## Text excerpt

▼

Also, maybe you should backup your .config and then run a make clean to reset your kernel config.

----------

## bastibasti

have you "make clean" before "make all"!?!?!??

----------

## PhiJ

I ran make menuconfig to do the changes originally, and then make && make modules_install to install them (possibly with a && exit on the end of that string).  No I didn't run make clean or make all.  No idea what all does, but I wanted to just tweak my previous config a little.

----------

## sundialsvc4

Be sure to make and keep backup-copies of your "/usr/src/linux/.config" (hidden... notice the leading ".") file.  This is where all your configuration-settings live.

You should keep a pristine copy of this "last known-good" configuration before making any changes.  It is also useful as a file that you can diff against the current configuration to see exactly what the differences are between the two.

When you change the kernel, it is imperative that you recompile everything.  Modules and all.  make clean will expunge any existing object-modules, thus forcing the next "make" to be complete.  (Some "make" commands will delete the configuration-file... hence the admonition to make pristine backup-copies frequently.  I have a directory dedicated to this purpose in "/root," and I immediately chmod the backups to make them read-only.)

Anytime you contemplate changing something as fundamental to your system as "the kernel," always have a fallback plan!

----------

## bastibasti

If you change anything on your kernel config (adding alsa etc) you need to "make clean" in order to delete old fragments of compiled code. This code has been compiled with the previous .config and might not work. I had the same problems with wireless.

----------

## PhiJ

Yay!  I found the problem:  Setting max CPUs to 2 (instead of 32) caused it.  I would like to know why that is though.  

As we're not meant to post multiple times about the same problem, I'm going to take a guess at how to change the subject of the thread to something more specific (is that allowed)?

Thanks for the hints everyone!

So. yes.  The question is now 

Changing the max number of supported cpus in my kernel to 2 from 32 causes an error on bootup, and ALSA can't load modules.  I have two CPUs (X2), so I don't see why this should be a problem.  Is there any way of fixing this and dropping the max number of CPUs to 2?

Oh, and the error message is quoted in my first post.

----------

## d2_racing

Maybe this kind of change make all the modules and the rest incompatible if they are not properly recompiled with the new setting.

----------

## bastibasti

That is exactly what I said. You cange a setting on the kernel core, and the modules become unstable. You HAVE TO run "make clean" before you run "make all" and then "make install" and "make modules_install"

▲

## Material shown
▼

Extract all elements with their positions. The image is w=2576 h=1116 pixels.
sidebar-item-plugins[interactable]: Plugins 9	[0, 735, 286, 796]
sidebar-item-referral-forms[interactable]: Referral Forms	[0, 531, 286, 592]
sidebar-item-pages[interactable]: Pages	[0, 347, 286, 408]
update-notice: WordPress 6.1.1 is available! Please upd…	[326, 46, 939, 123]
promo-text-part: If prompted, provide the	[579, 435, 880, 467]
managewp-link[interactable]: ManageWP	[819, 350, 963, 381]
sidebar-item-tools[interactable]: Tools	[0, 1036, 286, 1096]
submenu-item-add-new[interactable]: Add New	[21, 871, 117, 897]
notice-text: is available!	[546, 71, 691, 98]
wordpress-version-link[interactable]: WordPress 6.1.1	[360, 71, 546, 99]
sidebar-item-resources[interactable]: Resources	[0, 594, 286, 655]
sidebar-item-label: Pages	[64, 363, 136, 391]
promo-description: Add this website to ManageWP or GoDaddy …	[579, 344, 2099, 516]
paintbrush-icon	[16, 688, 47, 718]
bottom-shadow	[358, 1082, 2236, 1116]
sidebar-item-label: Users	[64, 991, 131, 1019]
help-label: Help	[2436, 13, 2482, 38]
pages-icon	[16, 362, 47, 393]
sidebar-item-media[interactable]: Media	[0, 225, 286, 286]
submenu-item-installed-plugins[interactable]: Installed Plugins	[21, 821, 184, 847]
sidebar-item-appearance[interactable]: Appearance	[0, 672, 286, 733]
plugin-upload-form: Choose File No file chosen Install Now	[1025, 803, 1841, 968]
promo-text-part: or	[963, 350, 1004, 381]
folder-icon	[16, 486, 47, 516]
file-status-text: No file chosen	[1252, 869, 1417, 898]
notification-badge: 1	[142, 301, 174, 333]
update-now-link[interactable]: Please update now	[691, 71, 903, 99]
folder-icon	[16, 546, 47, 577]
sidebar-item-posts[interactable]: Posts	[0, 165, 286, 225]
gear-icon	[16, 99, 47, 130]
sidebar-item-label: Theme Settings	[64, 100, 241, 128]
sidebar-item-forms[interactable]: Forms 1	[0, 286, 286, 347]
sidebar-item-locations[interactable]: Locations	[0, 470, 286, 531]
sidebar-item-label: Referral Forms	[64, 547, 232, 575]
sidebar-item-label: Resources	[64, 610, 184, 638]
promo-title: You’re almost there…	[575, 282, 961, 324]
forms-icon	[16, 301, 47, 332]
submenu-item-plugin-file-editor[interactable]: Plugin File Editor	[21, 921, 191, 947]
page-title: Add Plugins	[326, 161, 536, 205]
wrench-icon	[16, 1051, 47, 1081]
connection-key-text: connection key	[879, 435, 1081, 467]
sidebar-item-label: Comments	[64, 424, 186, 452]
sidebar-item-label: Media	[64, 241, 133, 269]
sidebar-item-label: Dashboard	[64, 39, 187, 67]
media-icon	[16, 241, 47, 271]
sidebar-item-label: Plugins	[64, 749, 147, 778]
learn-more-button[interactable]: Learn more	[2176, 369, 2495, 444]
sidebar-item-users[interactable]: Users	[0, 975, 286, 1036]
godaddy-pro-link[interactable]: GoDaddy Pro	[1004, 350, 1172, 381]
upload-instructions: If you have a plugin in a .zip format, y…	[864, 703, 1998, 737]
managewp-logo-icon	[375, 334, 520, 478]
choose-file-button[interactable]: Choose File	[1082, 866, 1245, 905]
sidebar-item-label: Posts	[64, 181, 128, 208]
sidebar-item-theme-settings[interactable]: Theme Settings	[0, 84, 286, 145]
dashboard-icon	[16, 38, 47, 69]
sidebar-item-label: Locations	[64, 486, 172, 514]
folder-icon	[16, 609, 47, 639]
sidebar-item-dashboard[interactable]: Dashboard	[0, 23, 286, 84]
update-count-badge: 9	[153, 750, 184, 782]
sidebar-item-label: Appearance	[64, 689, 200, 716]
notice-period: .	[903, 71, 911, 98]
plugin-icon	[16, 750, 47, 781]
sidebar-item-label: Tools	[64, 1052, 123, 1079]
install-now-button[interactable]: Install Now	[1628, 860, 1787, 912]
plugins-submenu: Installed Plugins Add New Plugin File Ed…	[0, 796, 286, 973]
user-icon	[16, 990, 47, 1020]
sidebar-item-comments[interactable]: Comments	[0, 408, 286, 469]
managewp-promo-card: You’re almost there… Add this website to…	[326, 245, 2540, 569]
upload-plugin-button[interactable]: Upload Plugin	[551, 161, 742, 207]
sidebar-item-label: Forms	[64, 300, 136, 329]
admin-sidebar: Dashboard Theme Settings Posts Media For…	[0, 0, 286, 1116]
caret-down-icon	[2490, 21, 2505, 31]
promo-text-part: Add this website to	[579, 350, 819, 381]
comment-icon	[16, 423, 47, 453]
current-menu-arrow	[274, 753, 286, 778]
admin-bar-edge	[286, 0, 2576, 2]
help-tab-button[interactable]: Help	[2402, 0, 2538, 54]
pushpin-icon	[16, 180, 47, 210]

▲

## Actions to take
a – According to the kernel-compiling thread, what change did PhiJ find was causing the problem?
b – Write what comes next in the kernel-compiling thread, picking up after its last post.
The records are separate from the kernel-compiling thread.

## Results for each task
a – Setting the maximum number of CPUs to 2 instead of 32.

b –
----------

## PhiJ

Wait.. 'make all'?  'make install'?  I've been running 'make menuconfig', saving my configuration and then running 'make && make modules_install'.  Since being told about it I've run 'make clean' between 'make menuconfig' and 'make'.  That is right isn't it?  I don't need to run it again between 'make' and 'make modules_install' do I?  (from the little I understand of the two commands, that sounds like it may bust things.)

Edit: Oh, but when compiling my kernel, I noticed I had a few section mismatches, but I also had some when compiling it with max 32 cpus.  Don't know if it's relevant.

----------

## eccerr0r

Careful with options.  Some of the options require a full kernel rebuild and restart with the complete kernel, along with the modules.  Stuff like changing SMP or memory options potentially has impacts to the rest of the kernel especially in allocating space for buffers, etc., and cause incompatible modules.  A lot of these options change the include options file, and hence get propagated down into a lot of modules, causing incompatibility.

Are you booting the full, new kernel with the changed modules?  Do you have module versioning and mismatch warnings turned off or something?

As a rule of thumb, only options that are marked with <> you can potentially hit 'M' and rebuild modules without having to go through a full kernel compile.  If you have to hit Y or change a number to something with [] then all bets are off.

----------

## pappy_mcfae

All you need to enter to compile a kernel is make. That's it! After that, then you enter make modules_install. I never use make all or make install when I work with my kernels. I prefer to name my kernels and copy them manually. 

It's not that typing make all and make install is incorrect as much as it's a question of necessity. Make has made my kernels since I started playing with it under Slackware. Even though I can type 280 WPM with 96% accuracy, I'm still a lazy typist. Why type all those extra unnecessary letters?

Blessed be!

Pappy

----------

## PhiJ

Errr yes.  It was going to be a silly mistake wasn't it.  I never copied the bzImage over to the boot partition.  So it works now, and so do some minor problems I was going to post about after this one had been resolved.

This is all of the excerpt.